### WHAT YOU HAVE TO DO:
Copy out every line in which the string "Voltage" occurs.

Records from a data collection
Begin
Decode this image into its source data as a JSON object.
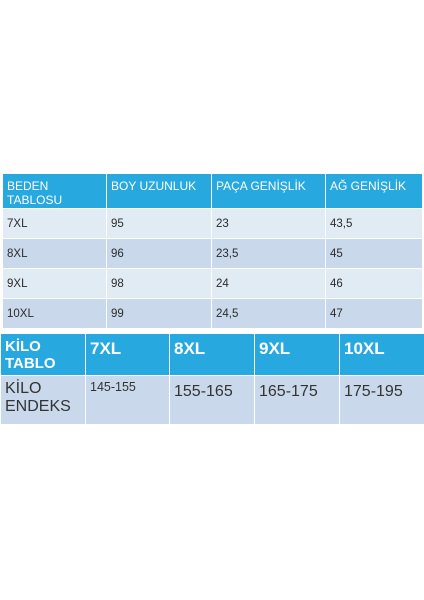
{
  "size_table": {
    "headers": [
      "BEDEN\nTABLOSU",
      "BOY UZUNLUK",
      "PAÇA GENİŞLİK",
      "AĞ GENİŞLİK"
    ],
    "rows": [
      [
        "7XL",
        "95",
        "23",
        "43,5"
      ],
      [
        "8XL",
        "96",
        "23,5",
        "45"
      ],
      [
        "9XL",
        "98",
        "24",
        "46"
      ],
      [
        "10XL",
        "99",
        "24,5",
        "47"
      ]
    ]
  },
  "kilo_table": {
    "title": "KİLO\nTABLO",
    "sizes": [
      "7XL",
      "8XL",
      "9XL",
      "10XL"
    ],
    "row_label": "KİLO\nENDEKS",
    "values": [
      "145-155",
      "155-165",
      "165-175",
      "175-195"
    ]
  },
  "colors": {
    "header_blue": "#27a8df",
    "row_light": "#e1ebf4",
    "row_dark": "#c9d9eb"
  }
}
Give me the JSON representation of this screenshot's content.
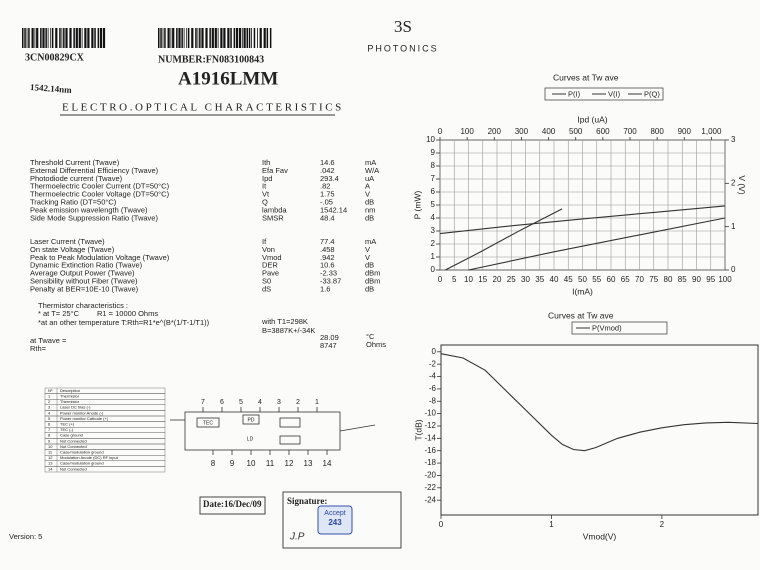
{
  "header": {
    "serial": "3CN00829CX",
    "wavelength": "1542.14nm",
    "number": "NUMBER:FN083100843",
    "model": "A1916LMM",
    "logo": "3S",
    "brand": "PHOTONICS",
    "section": "ELECTRO.OPTICAL CHARACTERISTICS"
  },
  "params1": {
    "rows": [
      [
        "Threshold Current (Twave)",
        "Ith",
        "14.6",
        "mA"
      ],
      [
        "External Differential Efficiency (Twave)",
        "Efa Fav",
        ".042",
        "W/A"
      ],
      [
        "Photodiode current (Twave)",
        "Ipd",
        "293.4",
        "uA"
      ],
      [
        "Thermoelectric Cooler Current (DT=50°C)",
        "It",
        ".82",
        "A"
      ],
      [
        "Thermoelectric Cooler Voltage (DT=50°C)",
        "Vt",
        "1.75",
        "V"
      ],
      [
        "Tracking Ratio (DT=50°C)",
        "Q",
        "-.05",
        "dB"
      ],
      [
        "Peak emission wavelength (Twave)",
        "lambda",
        "1542.14",
        "nm"
      ],
      [
        "Side Mode Suppression Ratio (Twave)",
        "SMSR",
        "48.4",
        "dB"
      ]
    ]
  },
  "params2": {
    "rows": [
      [
        "Laser Current (Twave)",
        "If",
        "77.4",
        "mA"
      ],
      [
        "On state Voltage (Twave)",
        "Von",
        ".458",
        "V"
      ],
      [
        "Peak to Peak Modulation Voltage (Twave)",
        "Vmod",
        ".942",
        "V"
      ],
      [
        "Dynamic Extinction Ratio (Twave)",
        "DER",
        "10.6",
        "dB"
      ],
      [
        "Average Output Power (Twave)",
        "Pave",
        "-2.33",
        "dBm"
      ],
      [
        "Sensibility without Fiber (Twave)",
        "S0",
        "-33.87",
        "dBm"
      ],
      [
        "Penalty at BER=10E-10 (Twave)",
        "dS",
        "1.6",
        "dB"
      ]
    ]
  },
  "thermistor": {
    "title": "Thermistor characteristics :",
    "at25": "* at T= 25°C",
    "r1": "R1 = 10000 Ohms",
    "formula": "*at an other temperature T:Rth=R1*e^(B*(1/T-1/T1))",
    "t1": "with T1=298K",
    "b": "B=3887K+/-34K",
    "twave_label": "at Twave =",
    "twave": "28.09",
    "twave_unit": "°C",
    "rth_label": "Rth=",
    "rth": "8747",
    "rth_unit": "Ohms"
  },
  "pins": {
    "rows": [
      [
        "Nº",
        "Description"
      ],
      [
        "1",
        "Thermistor"
      ],
      [
        "2",
        "Thermistor"
      ],
      [
        "3",
        "Laser DC bias (-)"
      ],
      [
        "4",
        "Power monitor Anode (-)"
      ],
      [
        "5",
        "Power monitor Cathode (+)"
      ],
      [
        "6",
        "TEC (+)"
      ],
      [
        "7",
        "TEC (-)"
      ],
      [
        "8",
        "Case ground"
      ],
      [
        "9",
        "Not Connected"
      ],
      [
        "10",
        "Not Connected"
      ],
      [
        "11",
        "Case/modulation ground"
      ],
      [
        "12",
        "Modulation Anode (DC) RF input"
      ],
      [
        "13",
        "Case/modulation ground"
      ],
      [
        "14",
        "Not Connected"
      ]
    ],
    "top": [
      "7",
      "6",
      "5",
      "4",
      "3",
      "2",
      "1"
    ],
    "bottom": [
      "8",
      "9",
      "10",
      "11",
      "12",
      "13",
      "14"
    ],
    "pd": "PD",
    "tec": "TEC",
    "ld": "LD"
  },
  "footer": {
    "date": "Date:16/Dec/09",
    "signature": "Signature:",
    "stamp": "Accept",
    "stamp_no": "243",
    "initials": "J.P",
    "version": "Version: 5"
  },
  "chart_data": [
    {
      "type": "line",
      "title": "Curves at Tw ave",
      "xlabel": "I(mA)",
      "ylabel": "P (mW)",
      "x2label": "Ipd (uA)",
      "y2label": "V (V)",
      "grid": true,
      "xlim": [
        0,
        100
      ],
      "xticks": [
        0,
        5,
        10,
        15,
        20,
        25,
        30,
        35,
        40,
        45,
        50,
        55,
        60,
        65,
        70,
        75,
        80,
        85,
        90,
        95,
        100
      ],
      "ylim": [
        0,
        10
      ],
      "yticks": [
        0,
        1,
        2,
        3,
        4,
        5,
        6,
        7,
        8,
        9,
        10
      ],
      "x2lim": [
        0,
        1050
      ],
      "x2ticks": [
        0,
        100,
        200,
        300,
        400,
        500,
        600,
        700,
        800,
        900,
        {
          "value": 1000,
          "label": "1,000"
        }
      ],
      "y2lim": [
        0,
        3
      ],
      "y2ticks": [
        0,
        1,
        2,
        3
      ],
      "series": [
        {
          "name": "P(I)",
          "color": "#333333",
          "x": [
            10,
            40,
            70,
            100
          ],
          "values": [
            0,
            1.4,
            2.7,
            4.0
          ]
        },
        {
          "name": "V(I)",
          "color": "#333333",
          "axis": "y2",
          "x": [
            0,
            25,
            50,
            75,
            100
          ],
          "values": [
            0.84,
            1.02,
            1.18,
            1.33,
            1.48
          ]
        },
        {
          "name": "P(Q)",
          "color": "#333333",
          "axis": "x2",
          "x": [
            20,
            150,
            300,
            450
          ],
          "values": [
            0,
            1.4,
            3.1,
            4.7
          ]
        }
      ]
    },
    {
      "type": "line",
      "title": "Curves at Tw ave",
      "xlabel": "Vmod(V)",
      "ylabel": "T(dB)",
      "grid": false,
      "xlim": [
        0,
        2.87
      ],
      "xticks": [
        0,
        1,
        2
      ],
      "ylim": [
        -26.4,
        1.1
      ],
      "yticks": [
        0,
        -2,
        -4,
        -6,
        -8,
        -10,
        -12,
        -14,
        -16,
        -18,
        -20,
        -22,
        -24
      ],
      "series": [
        {
          "name": "P(Vmod)",
          "color": "#333333",
          "x": [
            0,
            0.2,
            0.4,
            0.6,
            0.8,
            1.0,
            1.1,
            1.2,
            1.3,
            1.4,
            1.6,
            1.8,
            2.0,
            2.2,
            2.4,
            2.6,
            2.87
          ],
          "values": [
            -0.3,
            -1,
            -3,
            -6.5,
            -10,
            -13.5,
            -15,
            -15.8,
            -16,
            -15.5,
            -14,
            -13,
            -12.3,
            -11.8,
            -11.5,
            -11.4,
            -11.6
          ]
        }
      ]
    }
  ]
}
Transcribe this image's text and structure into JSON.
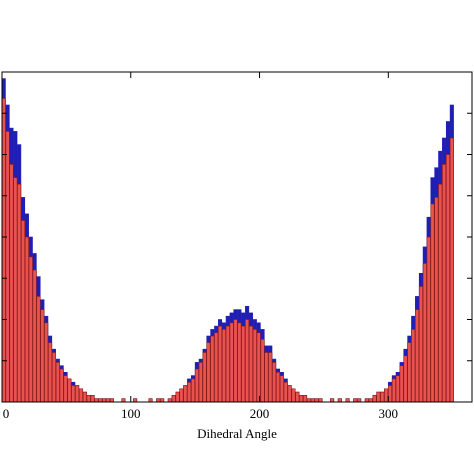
{
  "chart_data": {
    "type": "bar",
    "title": "",
    "xlabel": "Dihedral Angle",
    "ylabel": "",
    "xlim": [
      0,
      365
    ],
    "ylim": [
      0,
      1
    ],
    "xticks": [
      0,
      100,
      200,
      300
    ],
    "xtick_labels": [
      "0",
      "100",
      "200",
      "300"
    ],
    "bin_width": 3,
    "series": [
      {
        "color": "#1f1fb4",
        "fill": "#1f1fb4",
        "values": [
          0.98,
          0.9,
          0.83,
          0.82,
          0.78,
          0.62,
          0.57,
          0.5,
          0.45,
          0.38,
          0.31,
          0.26,
          0.2,
          0.16,
          0.13,
          0.11,
          0.09,
          0.07,
          0.06,
          0.05,
          0.04,
          0.03,
          0.02,
          0.02,
          0.01,
          0.01,
          0.01,
          0.01,
          0.01,
          0.0,
          0.0,
          0.01,
          0.0,
          0.0,
          0.01,
          0.0,
          0.0,
          0.0,
          0.01,
          0.0,
          0.01,
          0.01,
          0.0,
          0.01,
          0.02,
          0.03,
          0.04,
          0.05,
          0.07,
          0.08,
          0.12,
          0.13,
          0.16,
          0.2,
          0.22,
          0.23,
          0.25,
          0.24,
          0.26,
          0.27,
          0.28,
          0.28,
          0.27,
          0.29,
          0.27,
          0.25,
          0.24,
          0.22,
          0.17,
          0.17,
          0.13,
          0.1,
          0.09,
          0.07,
          0.05,
          0.04,
          0.03,
          0.02,
          0.02,
          0.01,
          0.01,
          0.01,
          0.01,
          0.0,
          0.0,
          0.01,
          0.0,
          0.01,
          0.0,
          0.01,
          0.0,
          0.01,
          0.01,
          0.0,
          0.01,
          0.01,
          0.02,
          0.03,
          0.03,
          0.04,
          0.06,
          0.08,
          0.09,
          0.12,
          0.16,
          0.2,
          0.26,
          0.32,
          0.39,
          0.47,
          0.56,
          0.68,
          0.71,
          0.76,
          0.8,
          0.85,
          0.9
        ]
      },
      {
        "color": "#8b1a1a",
        "fill": "#e8524f",
        "values": [
          0.92,
          0.82,
          0.72,
          0.68,
          0.66,
          0.55,
          0.5,
          0.44,
          0.4,
          0.32,
          0.28,
          0.24,
          0.18,
          0.15,
          0.12,
          0.1,
          0.08,
          0.07,
          0.05,
          0.05,
          0.04,
          0.03,
          0.02,
          0.02,
          0.01,
          0.01,
          0.01,
          0.01,
          0.01,
          0.0,
          0.0,
          0.01,
          0.0,
          0.0,
          0.01,
          0.0,
          0.0,
          0.0,
          0.01,
          0.0,
          0.01,
          0.01,
          0.0,
          0.01,
          0.02,
          0.03,
          0.04,
          0.05,
          0.06,
          0.07,
          0.1,
          0.12,
          0.15,
          0.18,
          0.2,
          0.21,
          0.23,
          0.22,
          0.23,
          0.24,
          0.25,
          0.24,
          0.23,
          0.25,
          0.23,
          0.22,
          0.21,
          0.19,
          0.15,
          0.15,
          0.12,
          0.09,
          0.08,
          0.06,
          0.05,
          0.04,
          0.03,
          0.02,
          0.02,
          0.01,
          0.01,
          0.01,
          0.01,
          0.0,
          0.0,
          0.01,
          0.0,
          0.01,
          0.0,
          0.01,
          0.0,
          0.01,
          0.01,
          0.0,
          0.01,
          0.01,
          0.02,
          0.03,
          0.03,
          0.04,
          0.05,
          0.07,
          0.08,
          0.11,
          0.14,
          0.18,
          0.22,
          0.28,
          0.35,
          0.42,
          0.5,
          0.6,
          0.62,
          0.66,
          0.72,
          0.75,
          0.8
        ]
      }
    ],
    "grid": false,
    "legend": "none"
  }
}
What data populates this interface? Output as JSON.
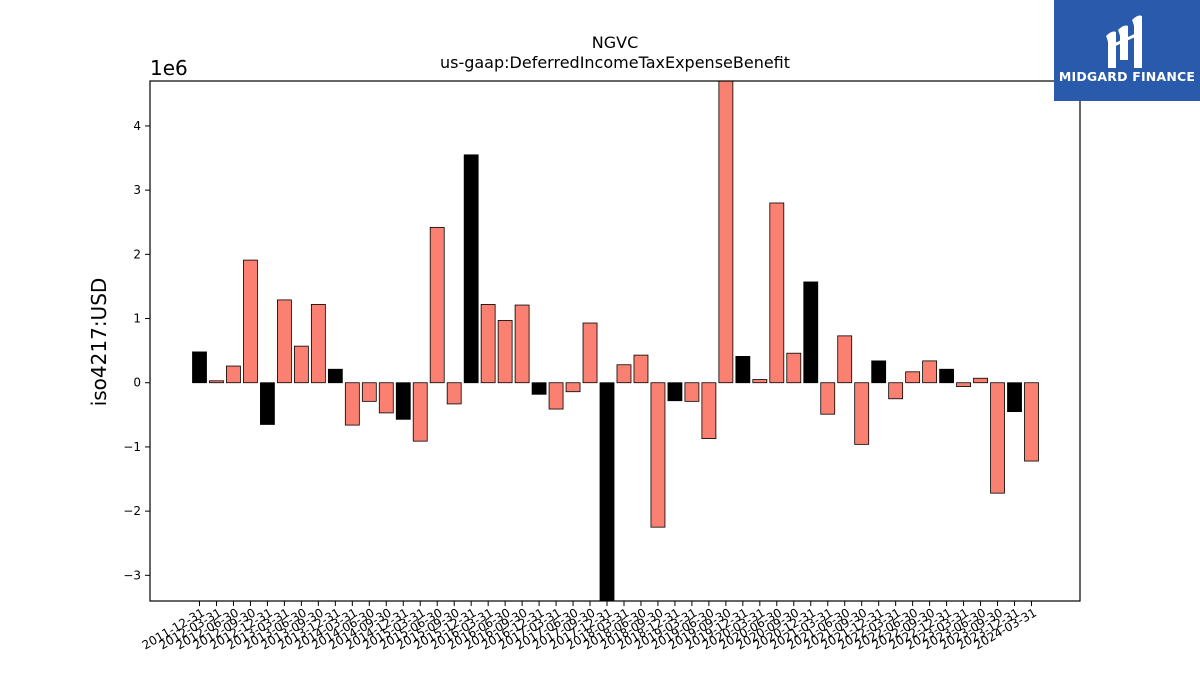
End
### SOLUTION TO THIS PROBLEM:
        "Thermoelectric Cooler Voltage (DT=50°C)",
        "On state Voltage (Twave)",
        "Peak to Peak Modulation Voltage (Twave)",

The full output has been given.